Stored data entries:
· · · ·
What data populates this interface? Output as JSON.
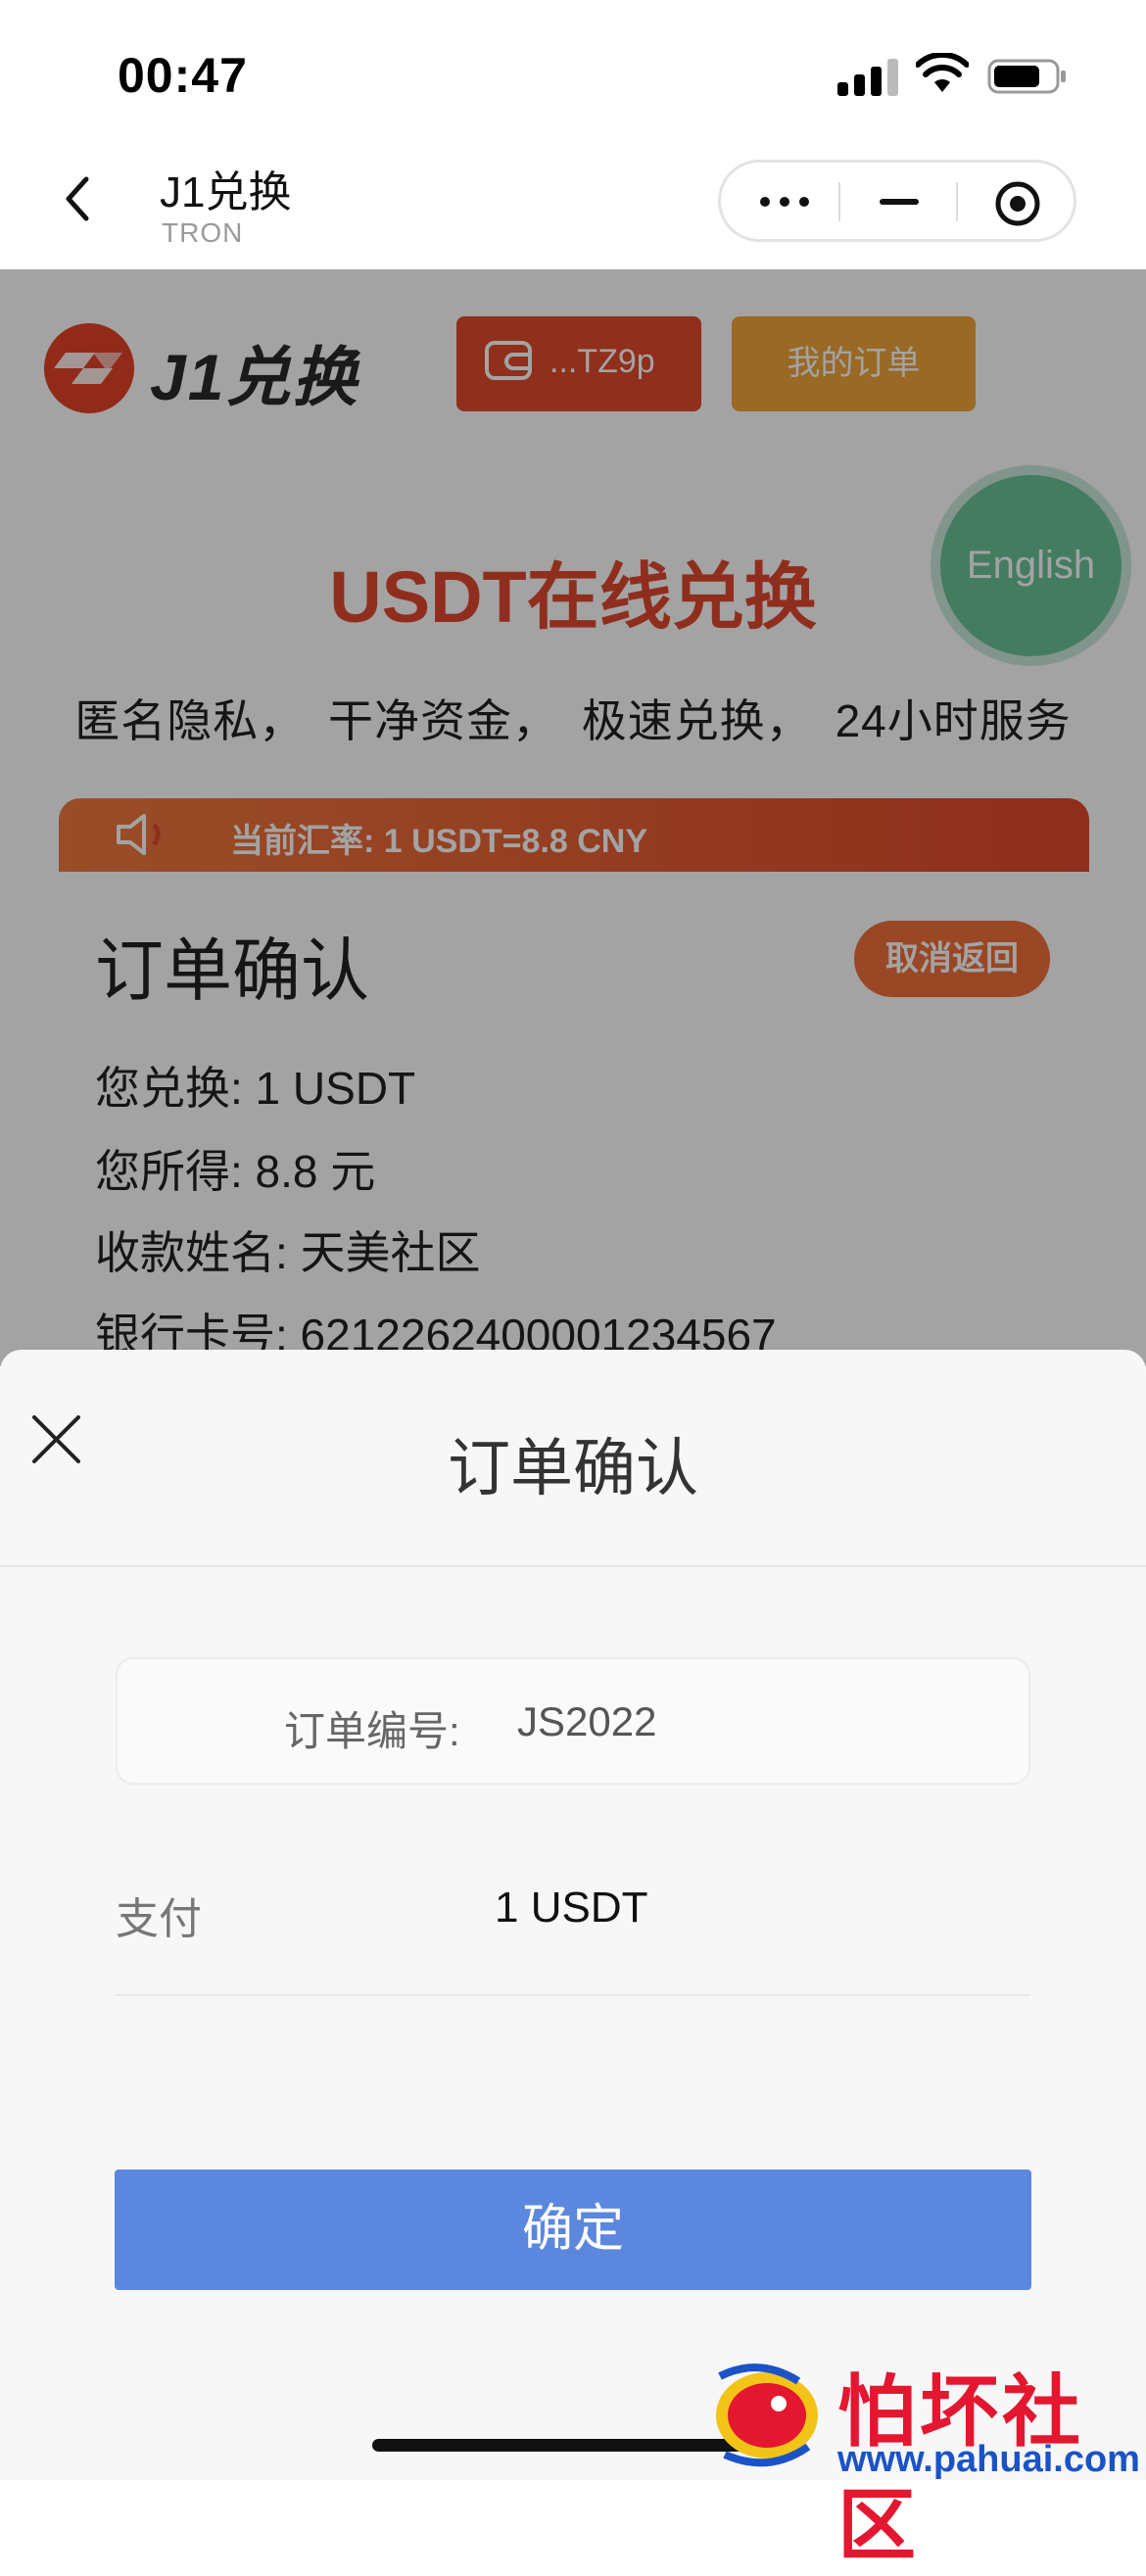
{
  "status_bar": {
    "time": "00:47"
  },
  "nav": {
    "title": "J1兑换",
    "subtitle": "TRON"
  },
  "page": {
    "logo_text": "J1兑换",
    "wallet_label": "...TZ9p",
    "orders_label": "我的订单",
    "language_label": "English",
    "headline": "USDT在线兑换",
    "tagline": "匿名隐私， 干净资金， 极速兑换， 24小时服务",
    "rate_text": "当前汇率: 1 USDT=8.8 CNY",
    "card_title": "订单确认",
    "cancel_label": "取消返回",
    "details": [
      "您兑换: 1 USDT",
      "您所得: 8.8 元",
      "收款姓名: 天美社区",
      "银行卡号: 6212262400001234567"
    ]
  },
  "sheet": {
    "title": "订单确认",
    "order_label": "订单编号:",
    "order_value": "JS2022",
    "pay_label": "支付",
    "pay_value": "1 USDT",
    "confirm_label": "确定"
  },
  "watermark": {
    "brand": "怕坏社区",
    "url": "www.pahuai.com"
  },
  "colors": {
    "accent_red": "#e04a2c",
    "accent_orange": "#f0a43a",
    "language_green": "#6bc29a",
    "confirm_blue": "#5b87df"
  }
}
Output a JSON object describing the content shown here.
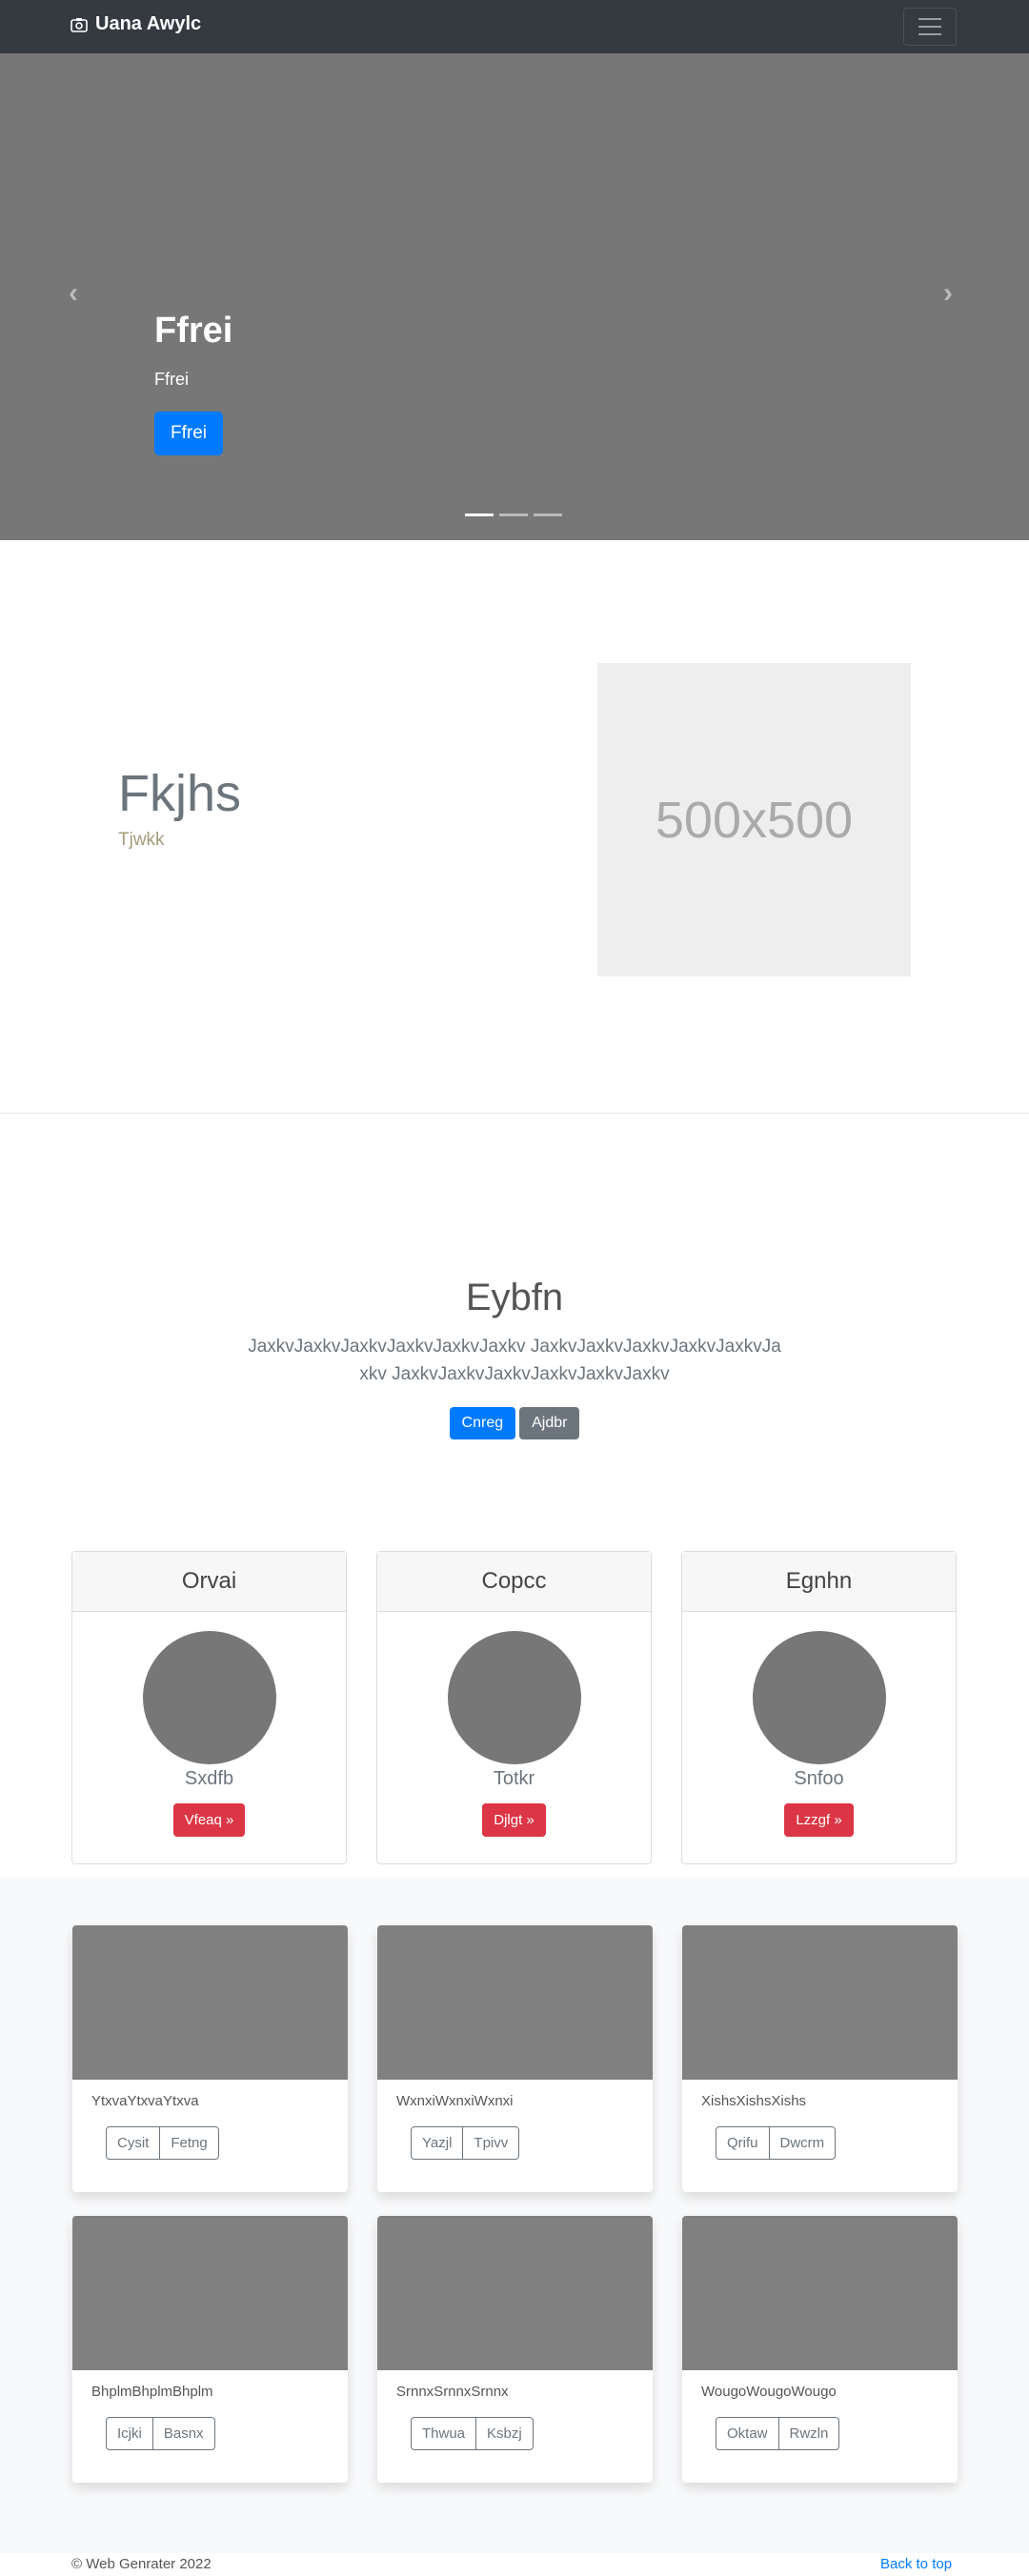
{
  "navbar": {
    "brand": "Uana Awylc",
    "brand_icon": "camera-icon",
    "toggler_icon": "hamburger-icon"
  },
  "carousel": {
    "title": "Ffrei",
    "text": "Ffrei",
    "button": "Ffrei",
    "slides": 3,
    "active_slide": 1
  },
  "feature": {
    "heading": "Fkjhs",
    "subheading": "Tjwkk",
    "image_placeholder": "500x500"
  },
  "intro": {
    "heading": "Eybfn",
    "lead": "JaxkvJaxkvJaxkvJaxkvJaxkvJaxkv JaxkvJaxkvJaxkvJaxkvJaxkvJaxkv JaxkvJaxkvJaxkvJaxkvJaxkvJaxkv",
    "primary_button": "Cnreg",
    "secondary_button": "Ajdbr"
  },
  "profiles": [
    {
      "header": "Orvai",
      "name": "Sxdfb",
      "button": "Vfeaq »"
    },
    {
      "header": "Copcc",
      "name": "Totkr",
      "button": "Djlgt »"
    },
    {
      "header": "Egnhn",
      "name": "Snfoo",
      "button": "Lzzgf »"
    }
  ],
  "album": [
    {
      "text": "YtxvaYtxvaYtxva",
      "b1": "Cysit",
      "b2": "Fetng"
    },
    {
      "text": "WxnxiWxnxiWxnxi",
      "b1": "Yazjl",
      "b2": "Tpivv"
    },
    {
      "text": "XishsXishsXishs",
      "b1": "Qrifu",
      "b2": "Dwcrm"
    },
    {
      "text": "BhplmBhplmBhplm",
      "b1": "Icjki",
      "b2": "Basnx"
    },
    {
      "text": "SrnnxSrnnxSrnnx",
      "b1": "Thwua",
      "b2": "Ksbzj"
    },
    {
      "text": "WougoWougoWougo",
      "b1": "Oktaw",
      "b2": "Rwzln"
    }
  ],
  "footer": {
    "copyright": "© Web Genrater 2022",
    "back_to_top": "Back to top"
  }
}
· · · ·
Output all the records, word for word, with no pictures in the copy.

What data populates this interface? Output as JSON.
{
  "status_bar": {
    "time": "00:47"
  },
  "nav": {
    "title": "J1兑换",
    "subtitle": "TRON"
  },
  "page": {
    "logo_text": "J1兑换",
    "wallet_label": "...TZ9p",
    "orders_label": "我的订单",
    "language_label": "English",
    "headline": "USDT在线兑换",
    "tagline": "匿名隐私， 干净资金， 极速兑换， 24小时服务",
    "rate_text": "当前汇率: 1 USDT=8.8 CNY",
    "card_title": "订单确认",
    "cancel_label": "取消返回",
    "details": [
      "您兑换: 1 USDT",
      "您所得: 8.8 元",
      "收款姓名: 天美社区",
      "银行卡号: 6212262400001234567"
    ]
  },
  "sheet": {
    "title": "订单确认",
    "order_label": "订单编号:",
    "order_value": "JS2022",
    "pay_label": "支付",
    "pay_value": "1 USDT",
    "confirm_label": "确定"
  },
  "watermark": {
    "brand": "怕坏社区",
    "url": "www.pahuai.com"
  },
  "colors": {
    "accent_red": "#e04a2c",
    "accent_orange": "#f0a43a",
    "language_green": "#6bc29a",
    "confirm_blue": "#5b87df"
  }
}
Output a JSON object describing the content shown here.
{
  "navbar": {
    "brand": "Uana Awylc",
    "brand_icon": "camera-icon",
    "toggler_icon": "hamburger-icon"
  },
  "carousel": {
    "title": "Ffrei",
    "text": "Ffrei",
    "button": "Ffrei",
    "slides": 3,
    "active_slide": 1
  },
  "feature": {
    "heading": "Fkjhs",
    "subheading": "Tjwkk",
    "image_placeholder": "500x500"
  },
  "intro": {
    "heading": "Eybfn",
    "lead": "JaxkvJaxkvJaxkvJaxkvJaxkvJaxkv JaxkvJaxkvJaxkvJaxkvJaxkvJaxkv JaxkvJaxkvJaxkvJaxkvJaxkvJaxkv",
    "primary_button": "Cnreg",
    "secondary_button": "Ajdbr"
  },
  "profiles": [
    {
      "header": "Orvai",
      "name": "Sxdfb",
      "button": "Vfeaq »"
    },
    {
      "header": "Copcc",
      "name": "Totkr",
      "button": "Djlgt »"
    },
    {
      "header": "Egnhn",
      "name": "Snfoo",
      "button": "Lzzgf »"
    }
  ],
  "album": [
    {
      "text": "YtxvaYtxvaYtxva",
      "b1": "Cysit",
      "b2": "Fetng"
    },
    {
      "text": "WxnxiWxnxiWxnxi",
      "b1": "Yazjl",
      "b2": "Tpivv"
    },
    {
      "text": "XishsXishsXishs",
      "b1": "Qrifu",
      "b2": "Dwcrm"
    },
    {
      "text": "BhplmBhplmBhplm",
      "b1": "Icjki",
      "b2": "Basnx"
    },
    {
      "text": "SrnnxSrnnxSrnnx",
      "b1": "Thwua",
      "b2": "Ksbzj"
    },
    {
      "text": "WougoWougoWougo",
      "b1": "Oktaw",
      "b2": "Rwzln"
    }
  ],
  "footer": {
    "copyright": "© Web Genrater 2022",
    "back_to_top": "Back to top"
  }
}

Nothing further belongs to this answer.